- What the task asks
Count lines, not occurrences: report how many lines in the records hold the string "screenshot", and nothing else.

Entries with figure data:
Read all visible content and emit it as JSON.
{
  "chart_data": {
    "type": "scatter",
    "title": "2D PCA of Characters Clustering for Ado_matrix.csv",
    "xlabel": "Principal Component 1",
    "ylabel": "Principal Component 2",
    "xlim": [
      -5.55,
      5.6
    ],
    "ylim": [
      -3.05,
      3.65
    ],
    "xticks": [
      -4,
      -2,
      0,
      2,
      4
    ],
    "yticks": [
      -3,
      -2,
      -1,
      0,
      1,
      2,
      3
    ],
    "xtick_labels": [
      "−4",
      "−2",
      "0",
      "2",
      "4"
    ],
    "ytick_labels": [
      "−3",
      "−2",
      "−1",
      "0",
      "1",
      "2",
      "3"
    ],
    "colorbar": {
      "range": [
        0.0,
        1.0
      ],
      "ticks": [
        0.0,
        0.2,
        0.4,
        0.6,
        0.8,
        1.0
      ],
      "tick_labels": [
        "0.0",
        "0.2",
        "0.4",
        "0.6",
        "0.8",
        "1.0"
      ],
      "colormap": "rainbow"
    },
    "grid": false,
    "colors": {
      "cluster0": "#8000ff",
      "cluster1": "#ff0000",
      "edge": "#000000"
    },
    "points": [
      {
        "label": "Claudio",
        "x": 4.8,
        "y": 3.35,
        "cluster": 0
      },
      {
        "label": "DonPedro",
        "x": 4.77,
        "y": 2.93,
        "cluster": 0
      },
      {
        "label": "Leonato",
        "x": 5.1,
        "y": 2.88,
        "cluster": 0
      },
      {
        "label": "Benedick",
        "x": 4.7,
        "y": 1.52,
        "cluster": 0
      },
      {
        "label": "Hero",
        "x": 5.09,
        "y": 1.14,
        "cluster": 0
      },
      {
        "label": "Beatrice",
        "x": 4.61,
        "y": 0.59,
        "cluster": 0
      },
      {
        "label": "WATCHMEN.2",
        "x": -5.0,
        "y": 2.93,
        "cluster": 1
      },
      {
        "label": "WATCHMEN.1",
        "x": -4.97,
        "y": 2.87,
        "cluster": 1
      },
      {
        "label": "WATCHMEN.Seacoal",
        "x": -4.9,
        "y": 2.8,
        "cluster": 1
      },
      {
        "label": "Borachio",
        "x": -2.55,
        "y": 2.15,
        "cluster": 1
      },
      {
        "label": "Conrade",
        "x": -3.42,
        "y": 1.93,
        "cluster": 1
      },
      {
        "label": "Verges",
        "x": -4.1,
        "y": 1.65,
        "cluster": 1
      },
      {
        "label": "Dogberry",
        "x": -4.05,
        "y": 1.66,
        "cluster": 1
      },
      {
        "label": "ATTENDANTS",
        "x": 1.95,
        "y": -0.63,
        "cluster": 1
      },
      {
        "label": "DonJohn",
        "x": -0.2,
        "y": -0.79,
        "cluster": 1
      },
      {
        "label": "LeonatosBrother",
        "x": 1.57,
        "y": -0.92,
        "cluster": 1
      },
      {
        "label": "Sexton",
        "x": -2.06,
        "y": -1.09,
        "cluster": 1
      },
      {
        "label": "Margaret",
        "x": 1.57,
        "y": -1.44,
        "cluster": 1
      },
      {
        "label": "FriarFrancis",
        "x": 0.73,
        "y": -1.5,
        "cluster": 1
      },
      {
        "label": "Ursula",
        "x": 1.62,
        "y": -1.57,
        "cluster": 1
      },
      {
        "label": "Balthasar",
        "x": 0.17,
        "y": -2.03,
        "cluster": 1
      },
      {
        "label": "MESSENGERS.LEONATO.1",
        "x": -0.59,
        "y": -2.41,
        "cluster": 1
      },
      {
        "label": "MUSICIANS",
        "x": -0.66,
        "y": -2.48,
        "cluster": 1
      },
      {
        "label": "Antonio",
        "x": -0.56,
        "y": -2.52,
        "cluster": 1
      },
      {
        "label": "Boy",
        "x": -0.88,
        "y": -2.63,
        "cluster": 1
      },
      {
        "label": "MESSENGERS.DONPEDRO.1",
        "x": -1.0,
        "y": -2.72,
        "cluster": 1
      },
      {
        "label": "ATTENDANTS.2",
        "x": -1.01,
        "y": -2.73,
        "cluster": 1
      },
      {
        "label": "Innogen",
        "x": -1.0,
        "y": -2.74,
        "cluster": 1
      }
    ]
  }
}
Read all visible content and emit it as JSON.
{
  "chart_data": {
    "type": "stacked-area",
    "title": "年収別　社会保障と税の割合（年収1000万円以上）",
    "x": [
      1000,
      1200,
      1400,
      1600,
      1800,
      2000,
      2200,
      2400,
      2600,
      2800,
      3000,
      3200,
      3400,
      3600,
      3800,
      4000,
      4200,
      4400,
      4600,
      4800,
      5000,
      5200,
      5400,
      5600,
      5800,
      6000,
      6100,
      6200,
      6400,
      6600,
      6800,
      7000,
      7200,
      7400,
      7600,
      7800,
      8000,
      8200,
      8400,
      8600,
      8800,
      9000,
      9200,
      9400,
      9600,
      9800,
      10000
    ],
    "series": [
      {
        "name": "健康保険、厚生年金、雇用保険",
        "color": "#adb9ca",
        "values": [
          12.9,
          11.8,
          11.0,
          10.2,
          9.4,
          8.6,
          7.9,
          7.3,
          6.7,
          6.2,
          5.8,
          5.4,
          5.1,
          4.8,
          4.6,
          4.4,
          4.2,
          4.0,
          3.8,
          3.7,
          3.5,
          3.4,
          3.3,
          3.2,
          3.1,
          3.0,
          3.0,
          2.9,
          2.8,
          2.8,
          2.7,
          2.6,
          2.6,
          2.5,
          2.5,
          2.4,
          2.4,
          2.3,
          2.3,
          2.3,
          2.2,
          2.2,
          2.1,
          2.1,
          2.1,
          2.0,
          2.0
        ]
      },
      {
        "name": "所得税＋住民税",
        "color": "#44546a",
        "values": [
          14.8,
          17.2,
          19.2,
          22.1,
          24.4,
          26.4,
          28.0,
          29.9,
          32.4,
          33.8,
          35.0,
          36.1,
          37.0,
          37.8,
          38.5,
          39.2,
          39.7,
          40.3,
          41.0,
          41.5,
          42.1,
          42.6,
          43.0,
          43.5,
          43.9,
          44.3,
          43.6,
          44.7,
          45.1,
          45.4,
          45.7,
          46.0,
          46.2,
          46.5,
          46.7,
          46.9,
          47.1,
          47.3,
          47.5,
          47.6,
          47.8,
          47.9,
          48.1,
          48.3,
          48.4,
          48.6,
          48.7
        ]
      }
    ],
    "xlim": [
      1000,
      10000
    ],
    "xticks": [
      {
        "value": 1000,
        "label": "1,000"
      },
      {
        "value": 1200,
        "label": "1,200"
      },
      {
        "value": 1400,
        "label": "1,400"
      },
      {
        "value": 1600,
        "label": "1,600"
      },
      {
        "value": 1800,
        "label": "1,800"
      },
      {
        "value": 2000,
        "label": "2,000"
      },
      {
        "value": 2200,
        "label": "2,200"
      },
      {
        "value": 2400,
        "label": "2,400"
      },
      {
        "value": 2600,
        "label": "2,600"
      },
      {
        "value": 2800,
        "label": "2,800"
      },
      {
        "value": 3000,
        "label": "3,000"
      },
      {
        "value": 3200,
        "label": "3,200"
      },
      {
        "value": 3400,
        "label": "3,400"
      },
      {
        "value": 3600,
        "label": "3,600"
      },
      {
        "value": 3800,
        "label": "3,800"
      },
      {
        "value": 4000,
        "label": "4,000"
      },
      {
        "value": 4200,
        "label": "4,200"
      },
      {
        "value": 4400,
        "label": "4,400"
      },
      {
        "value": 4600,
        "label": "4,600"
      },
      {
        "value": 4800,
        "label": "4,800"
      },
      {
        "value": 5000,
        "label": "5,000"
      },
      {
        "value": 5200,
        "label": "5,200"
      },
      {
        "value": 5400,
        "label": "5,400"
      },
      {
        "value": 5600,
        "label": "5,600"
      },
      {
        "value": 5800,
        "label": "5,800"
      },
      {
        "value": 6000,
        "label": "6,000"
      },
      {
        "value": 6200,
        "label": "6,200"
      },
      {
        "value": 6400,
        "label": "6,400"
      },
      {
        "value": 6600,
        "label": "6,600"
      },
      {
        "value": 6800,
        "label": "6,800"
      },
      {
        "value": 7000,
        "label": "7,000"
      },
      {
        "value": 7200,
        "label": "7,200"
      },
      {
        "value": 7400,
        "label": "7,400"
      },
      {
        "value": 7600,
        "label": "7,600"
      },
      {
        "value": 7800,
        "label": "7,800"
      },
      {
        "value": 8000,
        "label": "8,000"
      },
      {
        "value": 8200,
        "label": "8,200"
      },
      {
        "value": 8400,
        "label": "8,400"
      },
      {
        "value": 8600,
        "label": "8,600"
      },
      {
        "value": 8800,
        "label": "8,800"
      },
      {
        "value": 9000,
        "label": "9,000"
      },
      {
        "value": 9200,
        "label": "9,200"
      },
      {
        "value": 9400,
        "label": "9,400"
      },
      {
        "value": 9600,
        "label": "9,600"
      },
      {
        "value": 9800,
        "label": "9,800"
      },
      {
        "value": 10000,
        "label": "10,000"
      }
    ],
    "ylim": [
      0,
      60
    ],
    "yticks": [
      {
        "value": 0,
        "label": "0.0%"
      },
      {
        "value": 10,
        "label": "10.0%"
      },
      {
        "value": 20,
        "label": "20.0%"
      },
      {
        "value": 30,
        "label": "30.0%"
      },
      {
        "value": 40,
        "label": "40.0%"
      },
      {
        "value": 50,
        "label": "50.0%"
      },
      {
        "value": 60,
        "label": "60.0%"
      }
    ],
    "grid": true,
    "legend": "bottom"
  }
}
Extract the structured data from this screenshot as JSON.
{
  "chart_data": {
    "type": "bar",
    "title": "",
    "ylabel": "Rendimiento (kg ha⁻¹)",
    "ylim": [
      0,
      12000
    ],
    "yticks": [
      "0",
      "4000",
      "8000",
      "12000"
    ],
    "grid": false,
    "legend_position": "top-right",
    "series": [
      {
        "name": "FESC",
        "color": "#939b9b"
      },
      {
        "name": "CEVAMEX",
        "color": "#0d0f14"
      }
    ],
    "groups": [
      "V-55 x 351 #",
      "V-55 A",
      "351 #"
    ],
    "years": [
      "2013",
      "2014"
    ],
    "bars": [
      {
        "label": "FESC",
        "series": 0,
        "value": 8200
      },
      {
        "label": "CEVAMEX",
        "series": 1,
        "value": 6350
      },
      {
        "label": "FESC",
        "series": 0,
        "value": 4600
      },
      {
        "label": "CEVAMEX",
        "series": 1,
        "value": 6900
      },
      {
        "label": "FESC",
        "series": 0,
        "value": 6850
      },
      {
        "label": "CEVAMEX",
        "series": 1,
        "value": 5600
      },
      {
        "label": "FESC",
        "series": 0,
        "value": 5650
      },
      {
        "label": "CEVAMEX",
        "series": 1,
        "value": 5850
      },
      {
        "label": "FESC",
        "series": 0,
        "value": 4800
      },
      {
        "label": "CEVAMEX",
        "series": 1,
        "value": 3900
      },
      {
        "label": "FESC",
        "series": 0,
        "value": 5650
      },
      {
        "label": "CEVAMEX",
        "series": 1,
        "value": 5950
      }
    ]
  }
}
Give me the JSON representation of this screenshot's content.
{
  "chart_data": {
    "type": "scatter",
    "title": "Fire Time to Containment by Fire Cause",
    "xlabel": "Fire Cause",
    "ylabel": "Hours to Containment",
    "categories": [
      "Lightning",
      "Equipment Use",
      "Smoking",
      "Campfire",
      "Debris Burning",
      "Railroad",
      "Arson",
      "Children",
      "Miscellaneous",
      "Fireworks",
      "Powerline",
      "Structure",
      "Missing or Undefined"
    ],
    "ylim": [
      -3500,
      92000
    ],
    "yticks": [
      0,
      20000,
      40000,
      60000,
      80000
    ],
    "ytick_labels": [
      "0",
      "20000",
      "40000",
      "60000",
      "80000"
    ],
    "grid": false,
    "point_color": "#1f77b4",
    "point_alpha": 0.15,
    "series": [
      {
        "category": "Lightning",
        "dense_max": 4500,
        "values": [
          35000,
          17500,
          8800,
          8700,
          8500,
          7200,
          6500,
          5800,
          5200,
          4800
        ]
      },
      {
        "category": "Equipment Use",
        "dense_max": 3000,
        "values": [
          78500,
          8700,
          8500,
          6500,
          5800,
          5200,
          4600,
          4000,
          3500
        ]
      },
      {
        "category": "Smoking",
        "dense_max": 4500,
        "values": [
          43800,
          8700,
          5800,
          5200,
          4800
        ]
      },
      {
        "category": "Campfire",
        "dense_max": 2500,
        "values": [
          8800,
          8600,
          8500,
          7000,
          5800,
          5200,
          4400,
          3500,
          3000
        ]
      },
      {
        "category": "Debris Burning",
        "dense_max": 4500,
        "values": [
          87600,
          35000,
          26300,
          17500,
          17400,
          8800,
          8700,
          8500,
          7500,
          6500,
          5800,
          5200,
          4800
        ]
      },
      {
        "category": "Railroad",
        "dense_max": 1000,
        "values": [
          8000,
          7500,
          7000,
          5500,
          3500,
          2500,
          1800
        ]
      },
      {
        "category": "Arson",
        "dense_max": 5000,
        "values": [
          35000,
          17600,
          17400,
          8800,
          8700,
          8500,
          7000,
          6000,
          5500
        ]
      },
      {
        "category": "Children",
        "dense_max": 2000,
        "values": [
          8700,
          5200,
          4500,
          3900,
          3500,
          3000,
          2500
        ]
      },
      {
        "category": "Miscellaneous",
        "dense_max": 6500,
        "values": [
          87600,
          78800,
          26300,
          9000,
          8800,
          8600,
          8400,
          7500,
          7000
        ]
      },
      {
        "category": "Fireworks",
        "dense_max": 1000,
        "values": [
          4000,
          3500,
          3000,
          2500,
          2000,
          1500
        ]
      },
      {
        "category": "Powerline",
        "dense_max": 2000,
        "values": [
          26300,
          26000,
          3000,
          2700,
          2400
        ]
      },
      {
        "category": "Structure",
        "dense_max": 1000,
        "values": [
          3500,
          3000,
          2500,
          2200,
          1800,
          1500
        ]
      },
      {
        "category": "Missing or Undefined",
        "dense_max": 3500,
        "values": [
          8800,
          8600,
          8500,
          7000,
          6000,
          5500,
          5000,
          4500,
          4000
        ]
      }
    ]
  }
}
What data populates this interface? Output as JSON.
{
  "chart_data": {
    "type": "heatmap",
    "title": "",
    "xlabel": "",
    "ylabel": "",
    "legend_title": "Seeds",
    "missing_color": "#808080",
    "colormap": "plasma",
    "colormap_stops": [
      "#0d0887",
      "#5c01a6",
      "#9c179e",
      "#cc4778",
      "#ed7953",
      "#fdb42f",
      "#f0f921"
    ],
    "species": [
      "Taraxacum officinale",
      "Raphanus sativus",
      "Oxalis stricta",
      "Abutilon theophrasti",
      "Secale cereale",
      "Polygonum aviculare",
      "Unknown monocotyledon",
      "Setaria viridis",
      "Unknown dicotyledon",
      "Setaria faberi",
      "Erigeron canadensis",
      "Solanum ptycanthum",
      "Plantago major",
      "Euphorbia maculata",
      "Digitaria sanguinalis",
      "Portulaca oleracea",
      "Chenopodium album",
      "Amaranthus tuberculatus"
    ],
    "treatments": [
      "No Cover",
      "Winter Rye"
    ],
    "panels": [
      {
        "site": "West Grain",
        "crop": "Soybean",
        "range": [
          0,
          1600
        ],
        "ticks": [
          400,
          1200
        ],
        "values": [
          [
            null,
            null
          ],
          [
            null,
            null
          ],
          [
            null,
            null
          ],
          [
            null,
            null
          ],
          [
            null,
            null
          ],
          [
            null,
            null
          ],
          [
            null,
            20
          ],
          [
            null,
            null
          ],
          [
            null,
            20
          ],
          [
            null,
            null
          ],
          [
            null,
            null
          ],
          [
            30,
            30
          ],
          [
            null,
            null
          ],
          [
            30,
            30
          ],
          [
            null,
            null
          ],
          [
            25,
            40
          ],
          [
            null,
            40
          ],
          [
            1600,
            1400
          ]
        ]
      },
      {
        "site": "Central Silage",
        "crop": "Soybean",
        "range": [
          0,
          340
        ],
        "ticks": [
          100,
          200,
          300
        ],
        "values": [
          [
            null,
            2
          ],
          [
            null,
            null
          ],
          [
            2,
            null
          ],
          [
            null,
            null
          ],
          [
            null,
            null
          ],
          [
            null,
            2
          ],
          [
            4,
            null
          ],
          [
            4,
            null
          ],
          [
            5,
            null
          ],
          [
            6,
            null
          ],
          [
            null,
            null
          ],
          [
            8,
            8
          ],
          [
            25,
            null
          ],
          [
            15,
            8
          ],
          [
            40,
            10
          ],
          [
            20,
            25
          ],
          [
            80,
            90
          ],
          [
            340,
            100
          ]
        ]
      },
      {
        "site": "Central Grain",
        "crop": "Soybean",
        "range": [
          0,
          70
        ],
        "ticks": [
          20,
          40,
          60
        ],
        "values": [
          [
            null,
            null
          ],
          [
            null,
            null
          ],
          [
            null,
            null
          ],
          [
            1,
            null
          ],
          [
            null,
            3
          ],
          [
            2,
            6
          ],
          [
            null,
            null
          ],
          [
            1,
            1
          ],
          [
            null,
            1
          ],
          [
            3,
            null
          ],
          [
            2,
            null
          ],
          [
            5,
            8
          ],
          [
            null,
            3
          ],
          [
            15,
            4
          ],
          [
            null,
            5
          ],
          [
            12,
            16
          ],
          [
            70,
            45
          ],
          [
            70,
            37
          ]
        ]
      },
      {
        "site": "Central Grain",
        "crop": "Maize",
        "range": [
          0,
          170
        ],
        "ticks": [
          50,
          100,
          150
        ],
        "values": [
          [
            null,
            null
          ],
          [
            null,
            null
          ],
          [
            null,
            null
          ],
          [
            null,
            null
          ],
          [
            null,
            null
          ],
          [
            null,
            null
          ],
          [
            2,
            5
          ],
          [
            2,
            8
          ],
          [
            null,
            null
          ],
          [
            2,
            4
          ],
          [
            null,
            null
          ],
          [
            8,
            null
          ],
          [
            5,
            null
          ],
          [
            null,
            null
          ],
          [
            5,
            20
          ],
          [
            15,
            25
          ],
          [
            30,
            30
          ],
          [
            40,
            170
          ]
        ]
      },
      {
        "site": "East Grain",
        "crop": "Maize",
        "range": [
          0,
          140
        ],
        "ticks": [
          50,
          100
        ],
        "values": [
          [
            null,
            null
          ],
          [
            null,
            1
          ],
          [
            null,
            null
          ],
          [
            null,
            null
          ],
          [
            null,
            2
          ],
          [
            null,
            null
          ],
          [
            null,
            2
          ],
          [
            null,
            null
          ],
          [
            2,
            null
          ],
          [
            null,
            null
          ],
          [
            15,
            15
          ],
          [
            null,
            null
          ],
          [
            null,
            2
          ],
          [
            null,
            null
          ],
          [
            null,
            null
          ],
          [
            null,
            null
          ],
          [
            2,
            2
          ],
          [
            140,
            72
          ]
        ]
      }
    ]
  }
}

- Exercise output
2